What you have to do.
Return each line holding the string "help".

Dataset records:
# # # #
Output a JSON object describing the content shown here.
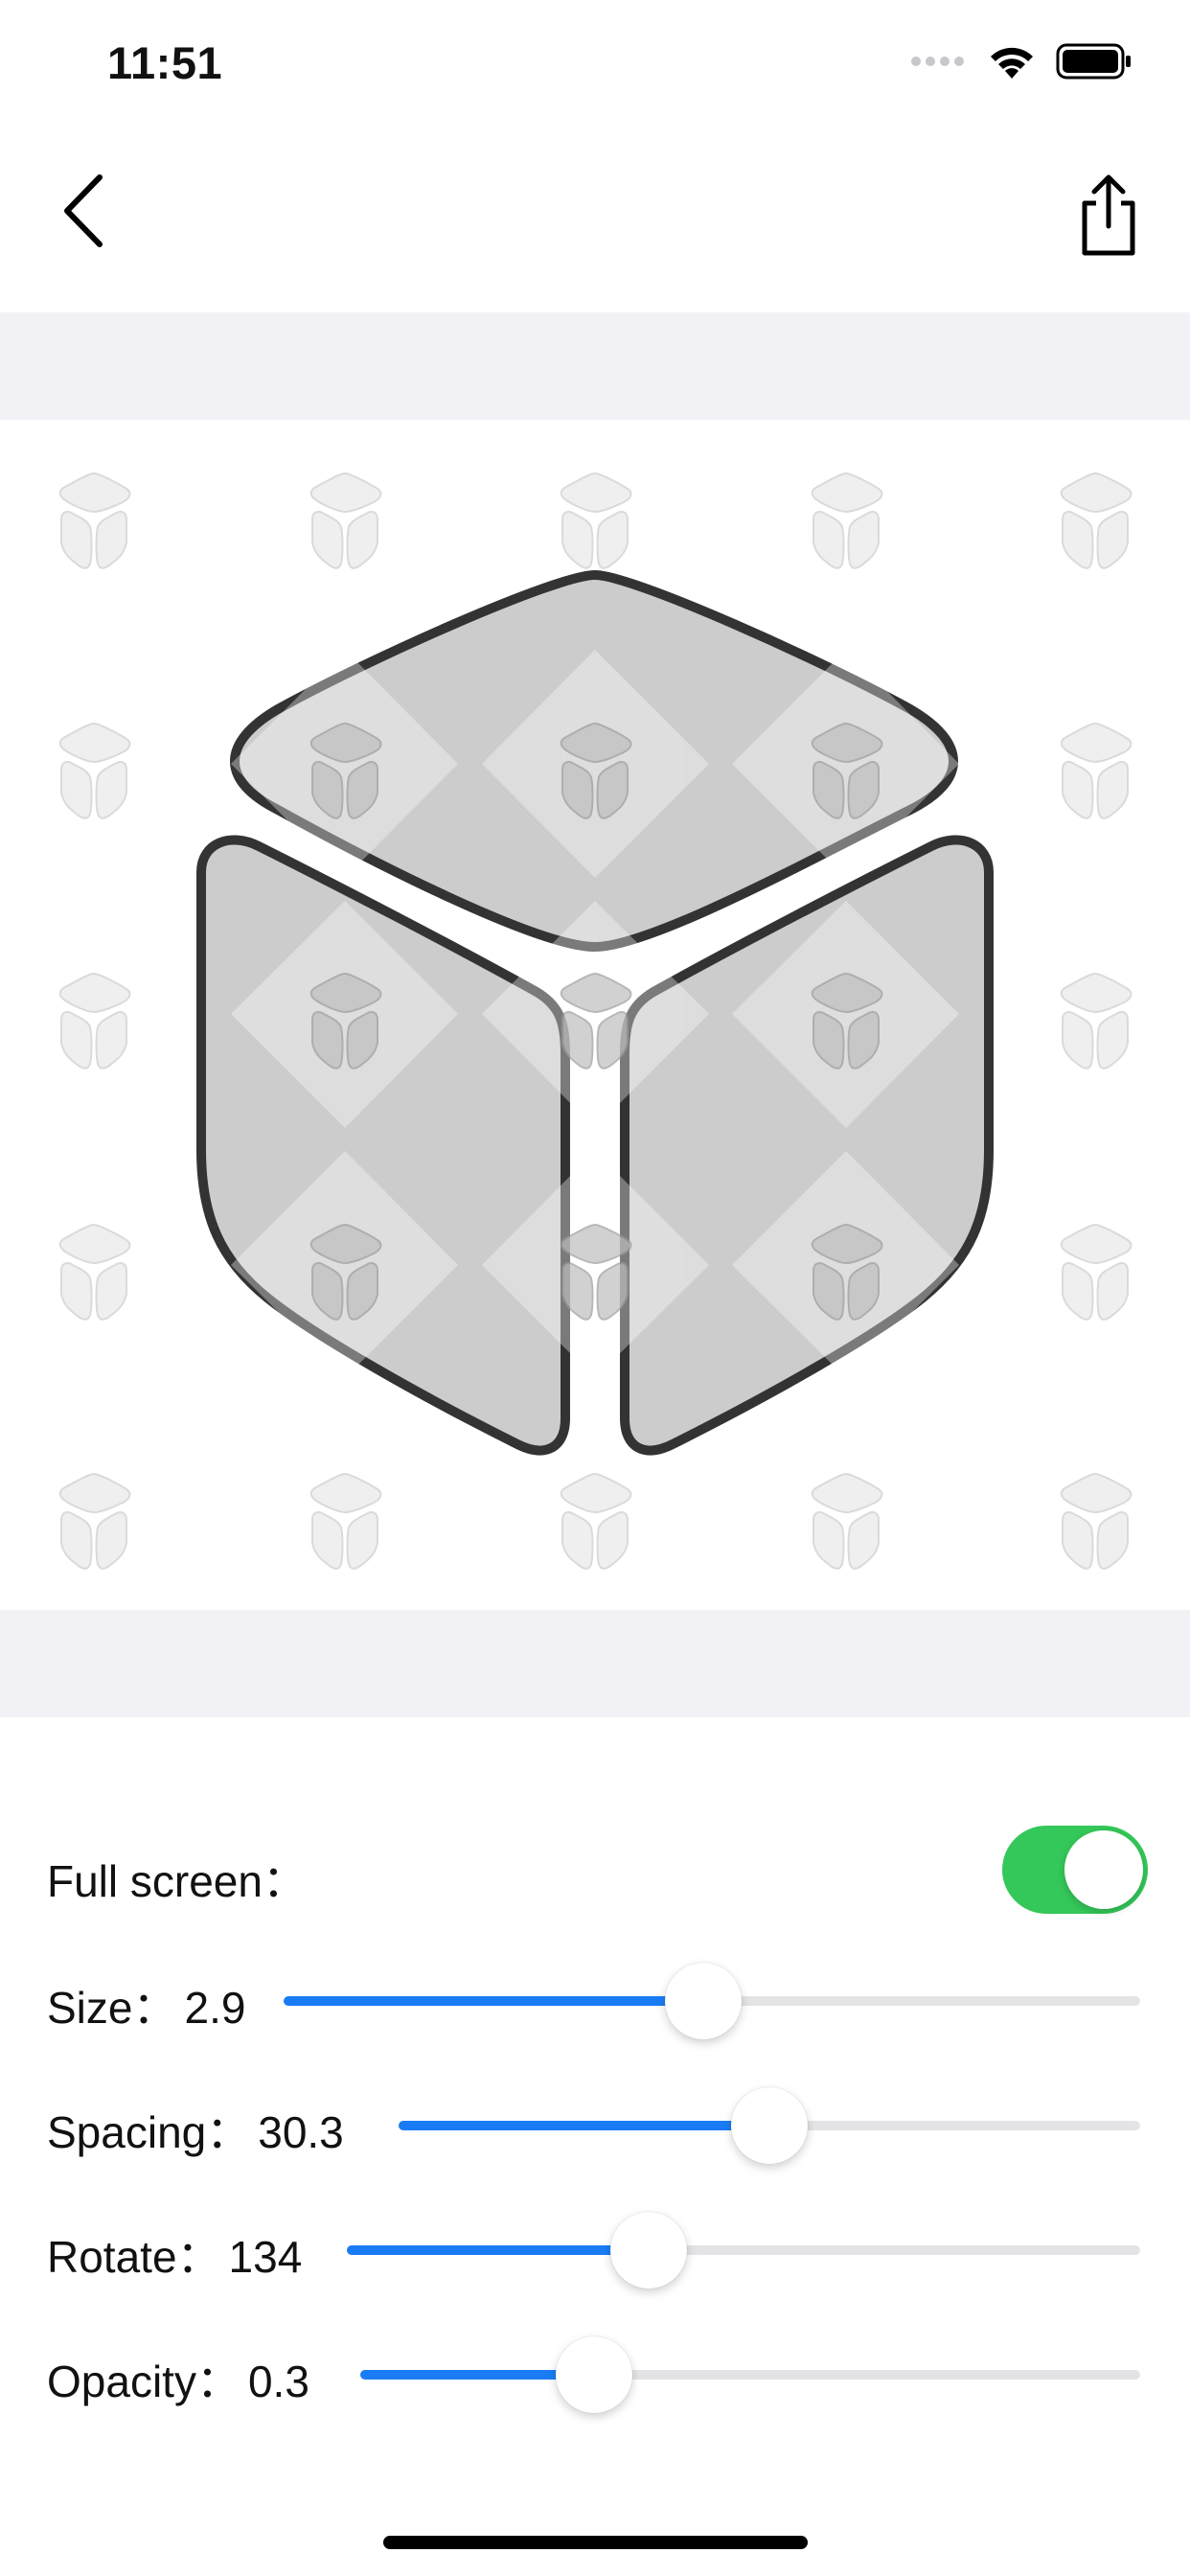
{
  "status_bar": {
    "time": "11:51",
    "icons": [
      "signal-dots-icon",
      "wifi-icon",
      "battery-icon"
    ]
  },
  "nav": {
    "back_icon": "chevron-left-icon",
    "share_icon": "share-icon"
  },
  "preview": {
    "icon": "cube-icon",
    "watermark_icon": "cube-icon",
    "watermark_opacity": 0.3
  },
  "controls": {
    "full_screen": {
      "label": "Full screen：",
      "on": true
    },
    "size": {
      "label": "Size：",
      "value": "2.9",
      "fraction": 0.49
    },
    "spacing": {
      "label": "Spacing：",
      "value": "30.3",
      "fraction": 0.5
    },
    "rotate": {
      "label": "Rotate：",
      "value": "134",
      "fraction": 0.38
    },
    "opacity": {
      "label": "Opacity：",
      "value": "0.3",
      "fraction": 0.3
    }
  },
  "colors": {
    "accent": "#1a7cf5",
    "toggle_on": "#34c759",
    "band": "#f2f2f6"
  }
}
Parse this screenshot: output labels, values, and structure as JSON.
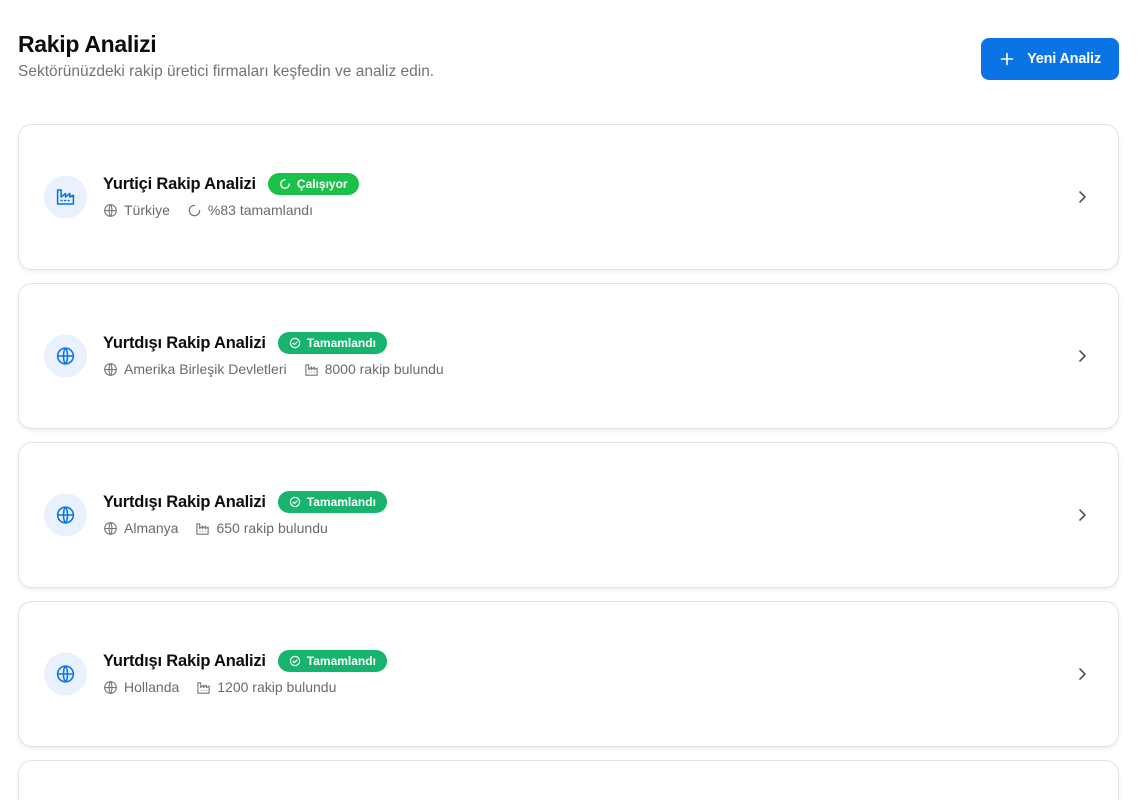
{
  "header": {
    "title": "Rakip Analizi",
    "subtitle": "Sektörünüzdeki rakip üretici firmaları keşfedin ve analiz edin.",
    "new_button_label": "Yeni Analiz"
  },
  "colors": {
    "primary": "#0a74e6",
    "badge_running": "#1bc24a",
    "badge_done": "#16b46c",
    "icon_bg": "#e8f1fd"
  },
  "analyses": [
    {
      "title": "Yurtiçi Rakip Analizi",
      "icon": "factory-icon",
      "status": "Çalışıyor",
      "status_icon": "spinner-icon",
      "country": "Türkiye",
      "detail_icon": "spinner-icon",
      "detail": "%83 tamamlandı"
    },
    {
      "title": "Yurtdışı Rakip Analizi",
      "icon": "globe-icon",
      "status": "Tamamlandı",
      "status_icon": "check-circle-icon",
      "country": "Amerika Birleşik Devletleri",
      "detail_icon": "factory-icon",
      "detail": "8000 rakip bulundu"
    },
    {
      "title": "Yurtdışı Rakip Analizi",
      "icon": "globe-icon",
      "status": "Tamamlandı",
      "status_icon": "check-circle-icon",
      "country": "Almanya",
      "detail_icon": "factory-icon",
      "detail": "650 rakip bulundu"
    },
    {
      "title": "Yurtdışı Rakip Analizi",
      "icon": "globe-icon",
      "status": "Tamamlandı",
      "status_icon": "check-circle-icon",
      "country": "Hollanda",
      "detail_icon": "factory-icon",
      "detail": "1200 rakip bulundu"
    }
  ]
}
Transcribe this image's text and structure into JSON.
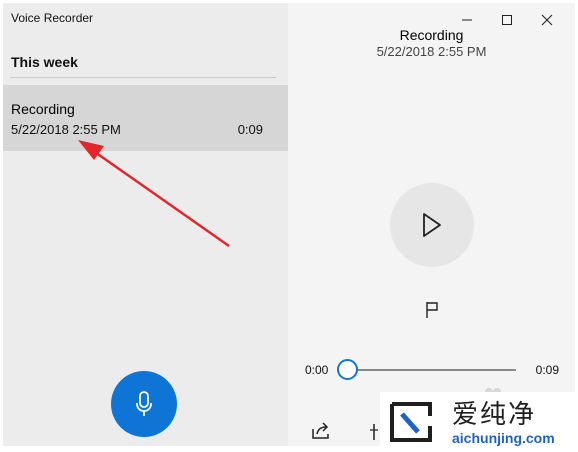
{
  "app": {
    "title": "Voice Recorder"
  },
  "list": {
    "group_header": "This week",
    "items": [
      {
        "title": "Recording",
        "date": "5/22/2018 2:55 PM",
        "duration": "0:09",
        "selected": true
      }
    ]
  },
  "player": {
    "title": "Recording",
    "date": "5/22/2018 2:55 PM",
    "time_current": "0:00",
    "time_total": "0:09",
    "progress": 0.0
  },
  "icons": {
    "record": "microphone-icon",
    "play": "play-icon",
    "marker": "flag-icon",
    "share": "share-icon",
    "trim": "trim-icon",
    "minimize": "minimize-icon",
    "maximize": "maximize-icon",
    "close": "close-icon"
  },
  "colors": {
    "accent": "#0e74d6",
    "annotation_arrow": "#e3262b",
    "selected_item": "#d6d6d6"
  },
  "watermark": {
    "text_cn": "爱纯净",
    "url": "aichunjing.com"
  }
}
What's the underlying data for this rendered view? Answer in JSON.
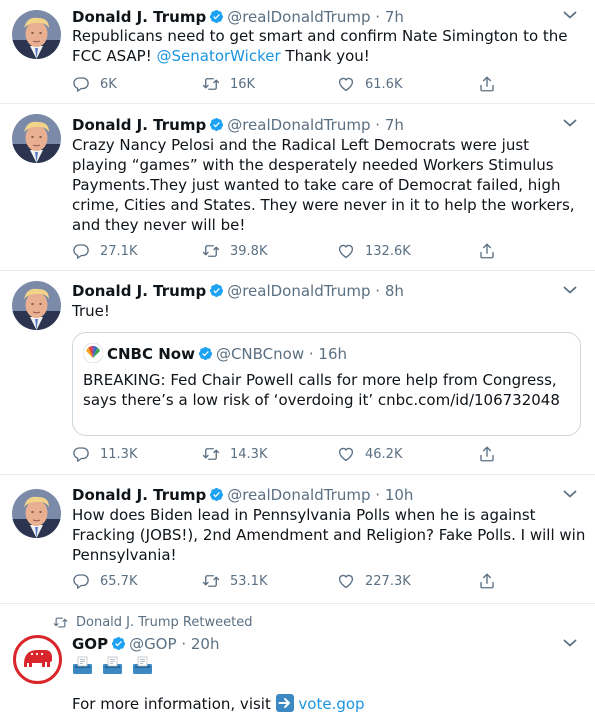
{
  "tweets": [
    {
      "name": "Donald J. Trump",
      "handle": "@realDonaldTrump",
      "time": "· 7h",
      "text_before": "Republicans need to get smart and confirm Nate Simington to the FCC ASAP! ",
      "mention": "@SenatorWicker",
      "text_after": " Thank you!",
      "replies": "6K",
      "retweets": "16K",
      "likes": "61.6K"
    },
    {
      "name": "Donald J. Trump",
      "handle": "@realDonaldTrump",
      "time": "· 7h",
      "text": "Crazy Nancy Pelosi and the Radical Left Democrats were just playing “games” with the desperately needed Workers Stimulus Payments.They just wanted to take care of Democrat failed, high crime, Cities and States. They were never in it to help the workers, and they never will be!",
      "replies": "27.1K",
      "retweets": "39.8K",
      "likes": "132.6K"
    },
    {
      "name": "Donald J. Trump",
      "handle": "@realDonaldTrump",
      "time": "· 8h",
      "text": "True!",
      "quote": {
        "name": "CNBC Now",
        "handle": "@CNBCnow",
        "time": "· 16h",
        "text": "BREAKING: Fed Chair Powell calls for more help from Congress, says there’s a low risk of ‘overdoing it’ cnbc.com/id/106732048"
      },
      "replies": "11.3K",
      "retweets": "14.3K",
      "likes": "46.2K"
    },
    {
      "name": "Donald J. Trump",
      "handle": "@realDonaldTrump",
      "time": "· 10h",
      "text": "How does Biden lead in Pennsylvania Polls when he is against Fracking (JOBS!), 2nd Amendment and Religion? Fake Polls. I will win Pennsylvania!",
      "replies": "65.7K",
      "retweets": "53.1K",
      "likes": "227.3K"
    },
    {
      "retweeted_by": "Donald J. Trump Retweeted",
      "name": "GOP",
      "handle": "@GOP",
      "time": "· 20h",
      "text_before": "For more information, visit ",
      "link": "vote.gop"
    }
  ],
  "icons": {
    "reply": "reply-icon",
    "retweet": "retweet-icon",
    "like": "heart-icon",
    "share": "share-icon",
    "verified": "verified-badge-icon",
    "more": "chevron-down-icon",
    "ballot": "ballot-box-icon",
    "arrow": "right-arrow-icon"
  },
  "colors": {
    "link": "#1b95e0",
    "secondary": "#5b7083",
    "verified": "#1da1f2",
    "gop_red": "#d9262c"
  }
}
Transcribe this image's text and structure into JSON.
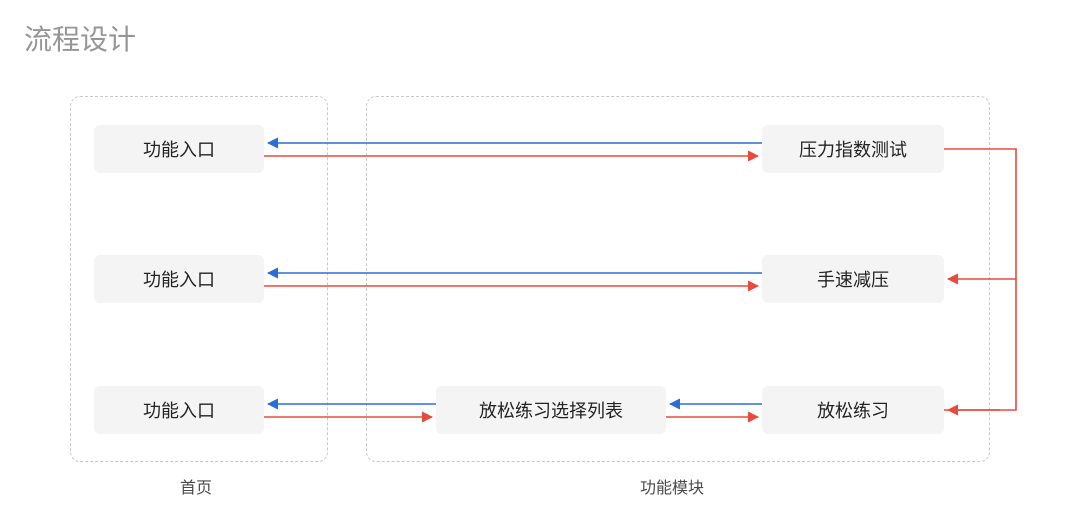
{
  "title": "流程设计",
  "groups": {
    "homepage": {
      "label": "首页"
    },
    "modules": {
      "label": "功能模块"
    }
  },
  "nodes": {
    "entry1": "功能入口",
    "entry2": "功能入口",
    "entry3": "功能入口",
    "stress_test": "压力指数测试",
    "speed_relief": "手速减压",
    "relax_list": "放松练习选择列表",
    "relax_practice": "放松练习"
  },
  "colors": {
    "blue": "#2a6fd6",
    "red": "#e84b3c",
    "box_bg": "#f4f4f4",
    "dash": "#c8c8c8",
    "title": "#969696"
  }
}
# # # #
The completed task.
      "text": "Crazy Nancy Pelosi and the Radical Left Democrats were just playing “games” with the desperately needed Workers Stimulus Payments.They just wanted to take care of Democrat failed, high crime, Cities and States. They were never in it to help the workers, and they never will be!",
        "text": "BREAKING: Fed Chair Powell calls for more help from Congress, says there’s a low risk of ‘overdoing it’ cnbc.com/id/106732048"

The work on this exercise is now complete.